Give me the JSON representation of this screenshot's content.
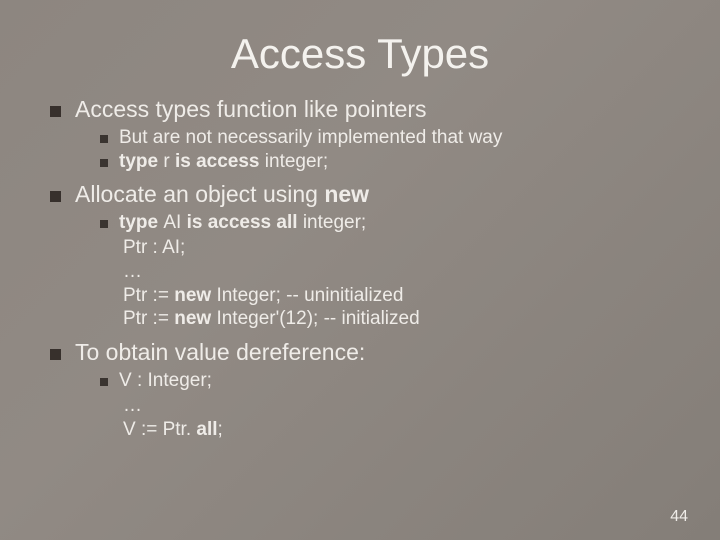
{
  "title": "Access Types",
  "b1": {
    "text": "Access types function like pointers",
    "sub1": "But are not necessarily implemented that way",
    "sub2_pre": "type ",
    "sub2_r": "r",
    "sub2_mid": " is access ",
    "sub2_end": "integer;"
  },
  "b2": {
    "pre": "Allocate an object using ",
    "kw": "new",
    "sub_pre": "type ",
    "sub_ai": "AI",
    "sub_mid": " is access all ",
    "sub_end": "integer;",
    "code1": "Ptr : AI;",
    "code2": "…",
    "code3_pre": "Ptr := ",
    "code3_new": "new ",
    "code3_rest": "Integer;  -- uninitialized",
    "code4_pre": "Ptr := ",
    "code4_new": "new ",
    "code4_rest": "Integer'(12);     -- initialized"
  },
  "b3": {
    "text": "To obtain value dereference:",
    "sub": "V : Integer;",
    "code1": "…",
    "code2_pre": "V := Ptr. ",
    "code2_all": "all",
    "code2_end": ";"
  },
  "page": "44"
}
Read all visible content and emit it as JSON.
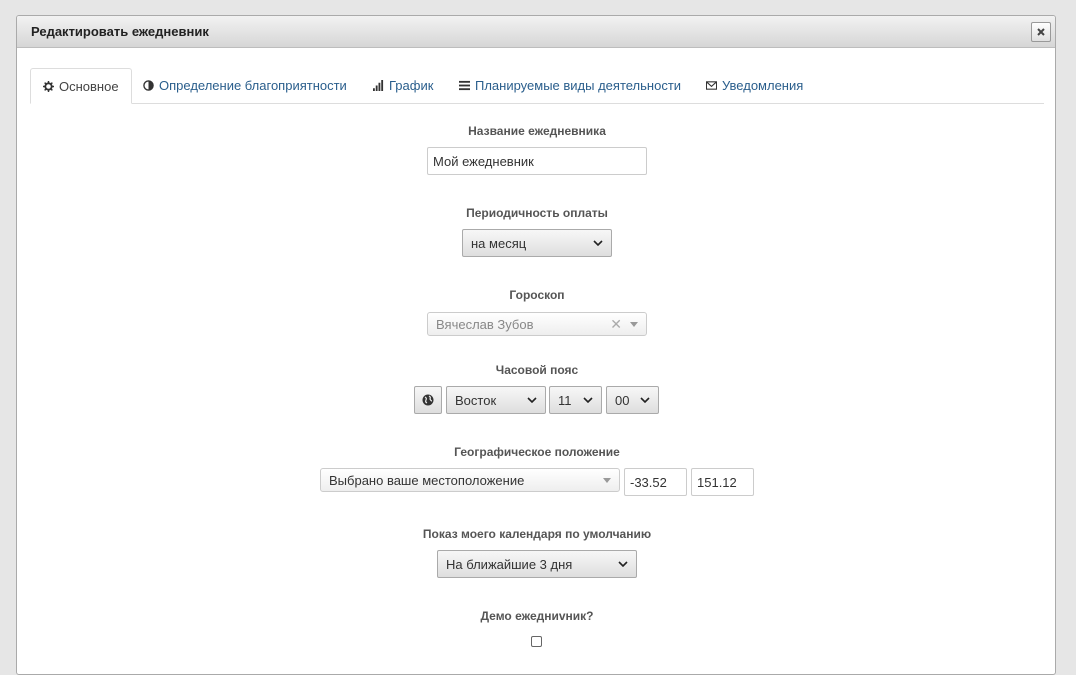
{
  "dialog": {
    "title": "Редактировать ежедневник",
    "close_icon": "close-icon"
  },
  "tabs": [
    {
      "label": "Основное",
      "icon": "gear-icon",
      "active": true
    },
    {
      "label": "Определение благоприятности",
      "icon": "half-circle-icon",
      "active": false
    },
    {
      "label": "График",
      "icon": "signal-bars-icon",
      "active": false
    },
    {
      "label": "Планируемые виды деятельности",
      "icon": "list-icon",
      "active": false
    },
    {
      "label": "Уведомления",
      "icon": "envelope-icon",
      "active": false
    }
  ],
  "form": {
    "name": {
      "label": "Название ежедневника",
      "value": "Мой ежедневник"
    },
    "payment": {
      "label": "Периодичность оплаты",
      "selected": "на месяц"
    },
    "horoscope": {
      "label": "Гороскоп",
      "selected": "Вячеслав Зубов"
    },
    "timezone": {
      "label": "Часовой пояс",
      "direction": "Восток",
      "hours": "11",
      "minutes": "00"
    },
    "location": {
      "label": "Географическое положение",
      "selected": "Выбрано ваше местоположение",
      "latitude": "-33.52",
      "longitude": "151.12"
    },
    "calendar_default": {
      "label": "Показ моего календаря по умолчанию",
      "selected": "На ближайшие 3 дня"
    },
    "demo": {
      "label": "Демо ежедниvник?",
      "checked": false
    }
  },
  "colors": {
    "link": "#2a5e8c",
    "titlebar": "#d6d6d6"
  }
}
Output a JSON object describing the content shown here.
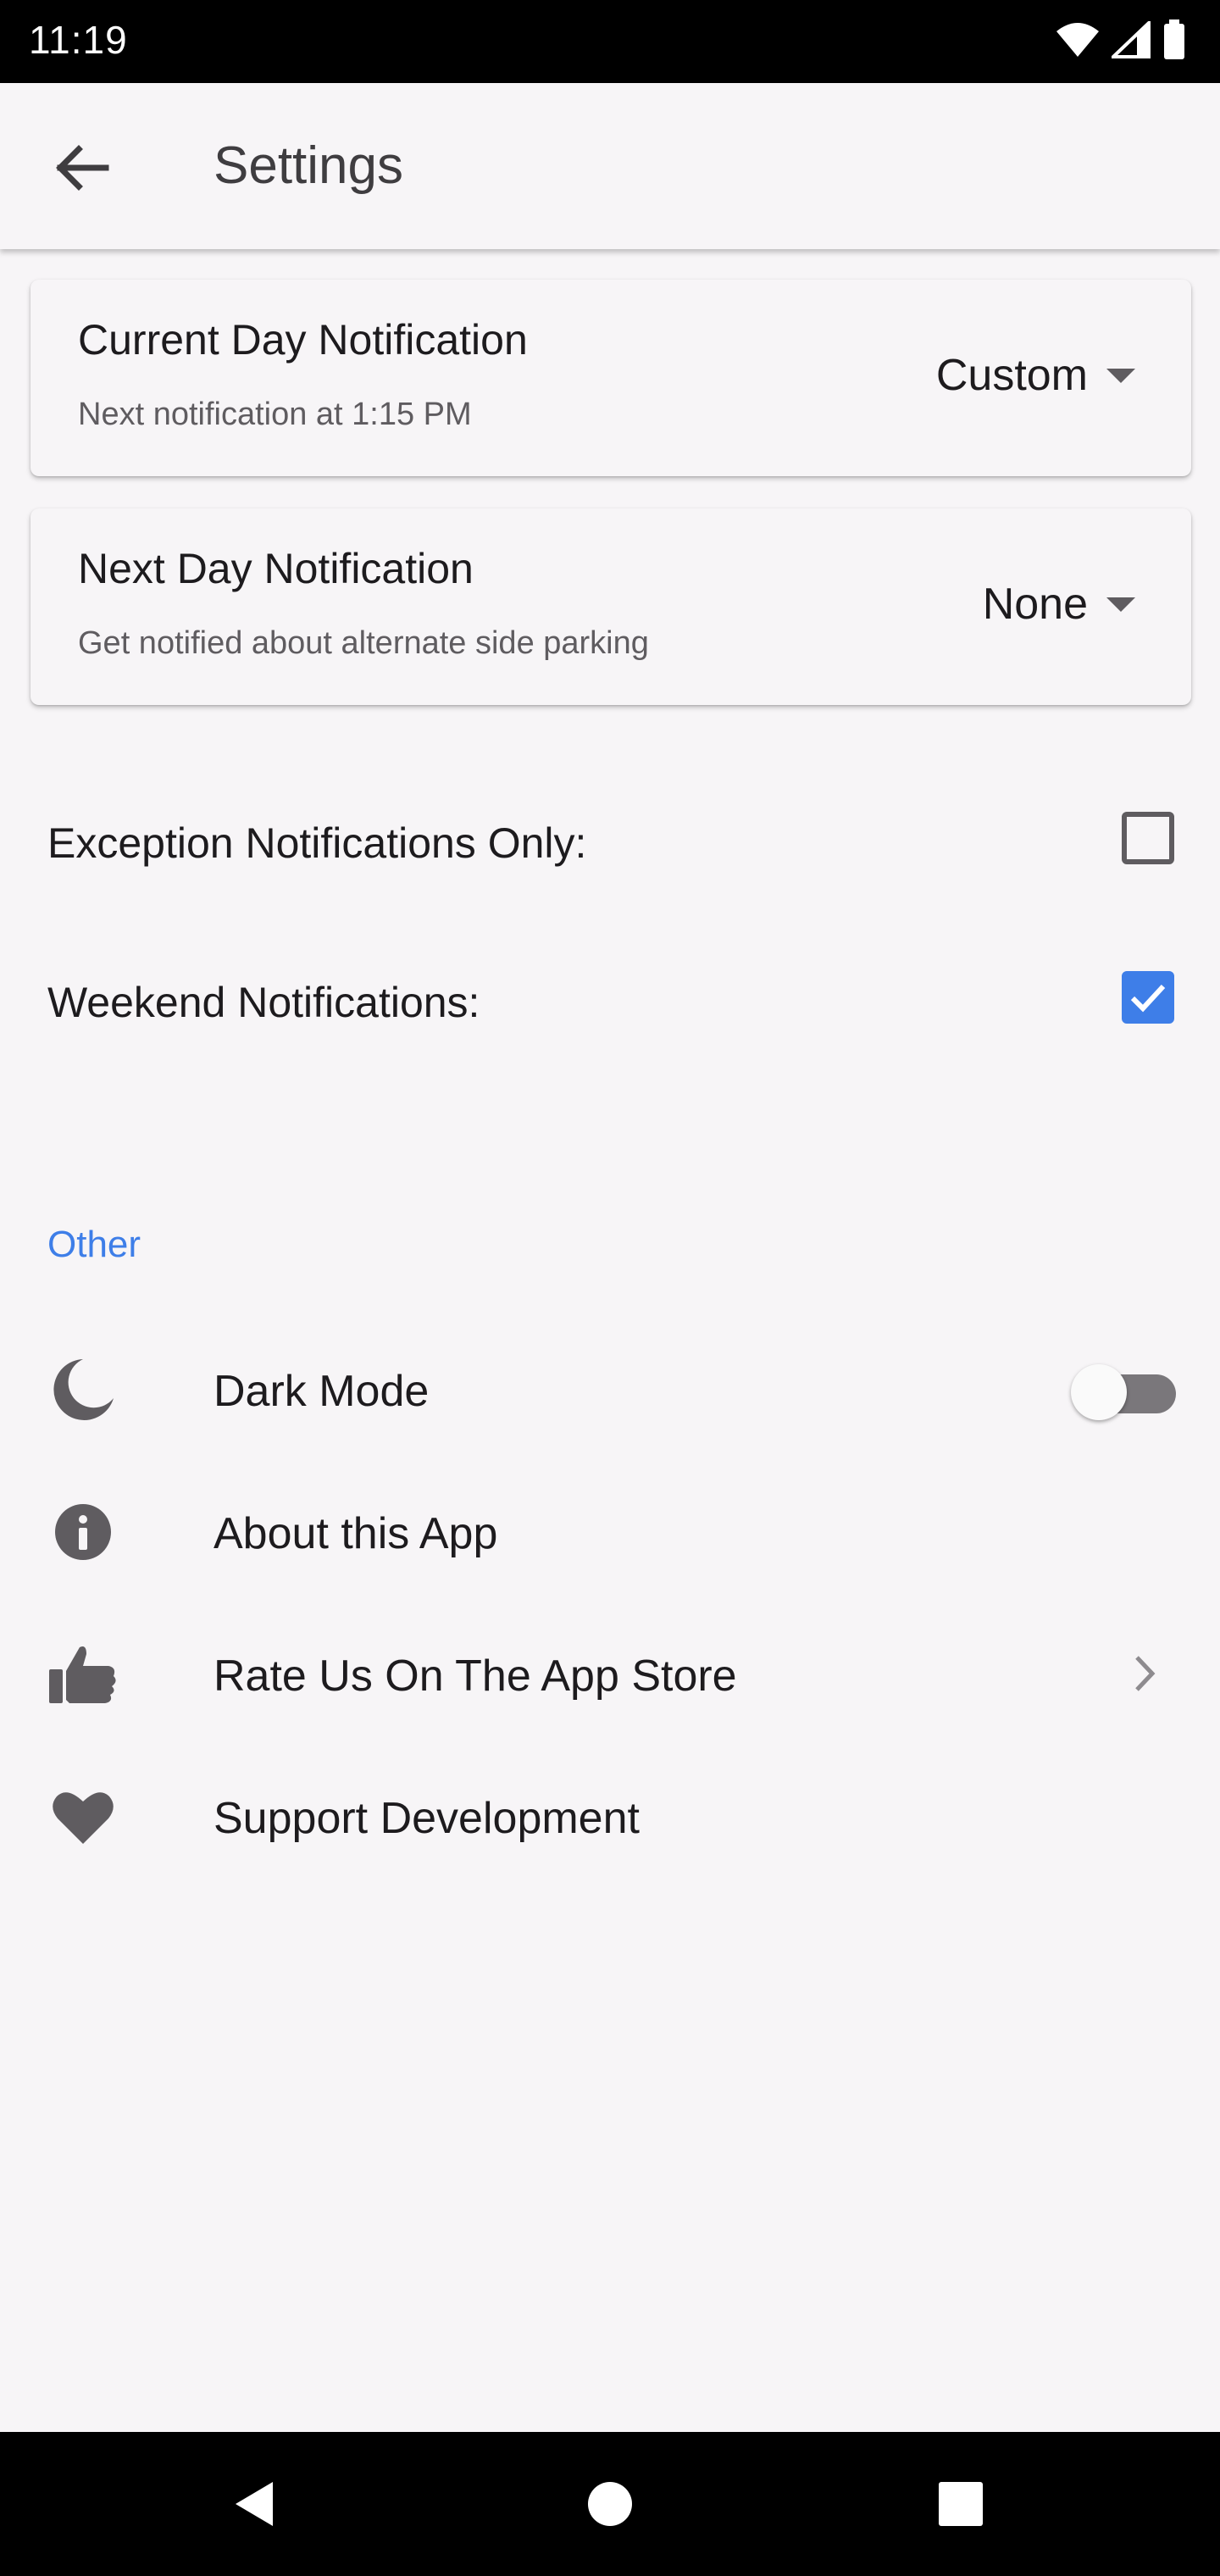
{
  "status_bar": {
    "time": "11:19",
    "icons": [
      "wifi-icon",
      "cellular-signal-icon",
      "battery-icon"
    ]
  },
  "app_bar": {
    "back_icon": "arrow-left-icon",
    "title": "Settings"
  },
  "notification_cards": [
    {
      "title": "Current Day Notification",
      "subtitle": "Next notification at 1:15 PM",
      "selected_value": "Custom"
    },
    {
      "title": "Next Day Notification",
      "subtitle": "Get notified about alternate side parking",
      "selected_value": "None"
    }
  ],
  "checkboxes": [
    {
      "label": "Exception Notifications Only:",
      "checked": false
    },
    {
      "label": "Weekend Notifications:",
      "checked": true
    }
  ],
  "other_section": {
    "header": "Other",
    "items": [
      {
        "label": "Dark Mode",
        "icon": "moon-icon",
        "control": "toggle",
        "toggle_on": false
      },
      {
        "label": "About this App",
        "icon": "info-icon",
        "control": "none"
      },
      {
        "label": "Rate Us On The App Store",
        "icon": "thumbs-up-icon",
        "control": "chevron"
      },
      {
        "label": "Support Development",
        "icon": "heart-icon",
        "control": "none"
      }
    ]
  },
  "nav_bar": {
    "buttons": [
      "back-triangle-icon",
      "home-circle-icon",
      "recents-square-icon"
    ]
  },
  "colors": {
    "background": "#f7f5f7",
    "accent": "#3e7ee8",
    "icon_gray": "#5f5c60"
  }
}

────────────────────────────────────────

• The request: Copy each line above precisely, dropping the pictures.

• Solution to this problem:
Give me the JSON representation of this screenshot's content.
{
  "title": "Access Types",
  "b1": {
    "text": "Access types function like pointers",
    "sub1": "But are not necessarily implemented that way",
    "sub2_pre": "type ",
    "sub2_r": "r",
    "sub2_mid": " is access ",
    "sub2_end": "integer;"
  },
  "b2": {
    "pre": "Allocate an object using ",
    "kw": "new",
    "sub_pre": "type ",
    "sub_ai": "AI",
    "sub_mid": " is access all ",
    "sub_end": "integer;",
    "code1": "Ptr : AI;",
    "code2": "…",
    "code3_pre": "Ptr := ",
    "code3_new": "new ",
    "code3_rest": "Integer;  -- uninitialized",
    "code4_pre": "Ptr := ",
    "code4_new": "new ",
    "code4_rest": "Integer'(12);     -- initialized"
  },
  "b3": {
    "text": "To obtain value dereference:",
    "sub": "V : Integer;",
    "code1": "…",
    "code2_pre": "V := Ptr. ",
    "code2_all": "all",
    "code2_end": ";"
  },
  "page": "44"
}
Read all visible content and emit it as JSON.
{
  "dialog": {
    "title": "Редактировать ежедневник",
    "close_icon": "close-icon"
  },
  "tabs": [
    {
      "label": "Основное",
      "icon": "gear-icon",
      "active": true
    },
    {
      "label": "Определение благоприятности",
      "icon": "half-circle-icon",
      "active": false
    },
    {
      "label": "График",
      "icon": "signal-bars-icon",
      "active": false
    },
    {
      "label": "Планируемые виды деятельности",
      "icon": "list-icon",
      "active": false
    },
    {
      "label": "Уведомления",
      "icon": "envelope-icon",
      "active": false
    }
  ],
  "form": {
    "name": {
      "label": "Название ежедневника",
      "value": "Мой ежедневник"
    },
    "payment": {
      "label": "Периодичность оплаты",
      "selected": "на месяц"
    },
    "horoscope": {
      "label": "Гороскоп",
      "selected": "Вячеслав Зубов"
    },
    "timezone": {
      "label": "Часовой пояс",
      "direction": "Восток",
      "hours": "11",
      "minutes": "00"
    },
    "location": {
      "label": "Географическое положение",
      "selected": "Выбрано ваше местоположение",
      "latitude": "-33.52",
      "longitude": "151.12"
    },
    "calendar_default": {
      "label": "Показ моего календаря по умолчанию",
      "selected": "На ближайшие 3 дня"
    },
    "demo": {
      "label": "Демо ежедниvник?",
      "checked": false
    }
  },
  "colors": {
    "link": "#2a5e8c",
    "titlebar": "#d6d6d6"
  }
}
Output a JSON object describing the content shown here.
{
  "status_bar": {
    "time": "11:19",
    "icons": [
      "wifi-icon",
      "cellular-signal-icon",
      "battery-icon"
    ]
  },
  "app_bar": {
    "back_icon": "arrow-left-icon",
    "title": "Settings"
  },
  "notification_cards": [
    {
      "title": "Current Day Notification",
      "subtitle": "Next notification at 1:15 PM",
      "selected_value": "Custom"
    },
    {
      "title": "Next Day Notification",
      "subtitle": "Get notified about alternate side parking",
      "selected_value": "None"
    }
  ],
  "checkboxes": [
    {
      "label": "Exception Notifications Only:",
      "checked": false
    },
    {
      "label": "Weekend Notifications:",
      "checked": true
    }
  ],
  "other_section": {
    "header": "Other",
    "items": [
      {
        "label": "Dark Mode",
        "icon": "moon-icon",
        "control": "toggle",
        "toggle_on": false
      },
      {
        "label": "About this App",
        "icon": "info-icon",
        "control": "none"
      },
      {
        "label": "Rate Us On The App Store",
        "icon": "thumbs-up-icon",
        "control": "chevron"
      },
      {
        "label": "Support Development",
        "icon": "heart-icon",
        "control": "none"
      }
    ]
  },
  "nav_bar": {
    "buttons": [
      "back-triangle-icon",
      "home-circle-icon",
      "recents-square-icon"
    ]
  },
  "colors": {
    "background": "#f7f5f7",
    "accent": "#3e7ee8",
    "icon_gray": "#5f5c60"
  }
}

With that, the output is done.